> [PROBLEM]
Leaving out the pictures, retype all the material exactly.

--- INFORMATION PROVIDED ---

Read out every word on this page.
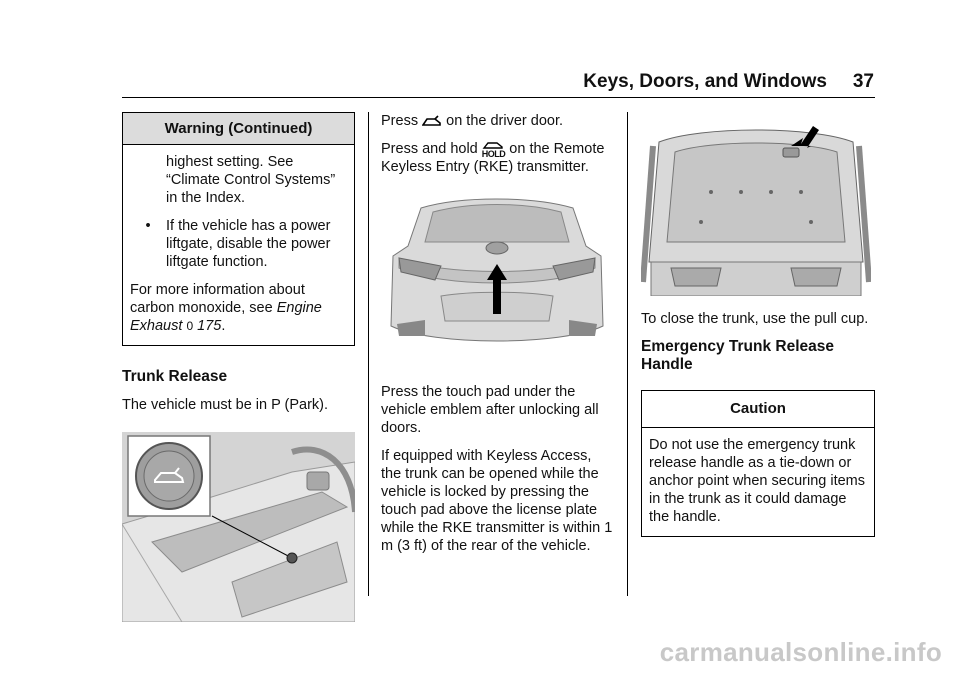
Keys, Doors, and Windows 37
Warning (Continued)

highest setting. See “Climate Control Systems” in the Index.

•	If the vehicle has a power liftgate, disable the power liftgate function.

For more information about carbon monoxide, see Engine Exhaust 0 175.

Trunk Release

The vehicle must be in P (Park).

Press on the driver door.

Press and hold HOLD on the Remote Keyless Entry (RKE) transmitter.

Press the touch pad under the vehicle emblem after unlocking all doors.

If equipped with Keyless Access, the trunk can be opened while the vehicle is locked by pressing the touch pad above the license plate while the RKE transmitter is within 1 m (3 ft) of the rear of the vehicle.

To close the trunk, use the pull cup.

Emergency Trunk Release Handle
Caution

Do not use the emergency trunk release handle as a tie-down or anchor point when securing items in the trunk as it could damage the handle.

carmanualsonline.info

---

> [FINISHED EXERCISE]
Read out every word on this page.
Keys, Doors, and Windows 37
Warning (Continued)

highest setting. See “Climate Control Systems” in the Index.

•	If the vehicle has a power liftgate, disable the power liftgate function.

For more information about carbon monoxide, see Engine Exhaust 0 175.

Trunk Release

The vehicle must be in P (Park).

Press on the driver door.

Press and hold HOLD on the Remote Keyless Entry (RKE) transmitter.

Press the touch pad under the vehicle emblem after unlocking all doors.

If equipped with Keyless Access, the trunk can be opened while the vehicle is locked by pressing the touch pad above the license plate while the RKE transmitter is within 1 m (3 ft) of the rear of the vehicle.

To close the trunk, use the pull cup.

Emergency Trunk Release Handle
Caution

Do not use the emergency trunk release handle as a tie-down or anchor point when securing items in the trunk as it could damage the handle.

carmanualsonline.info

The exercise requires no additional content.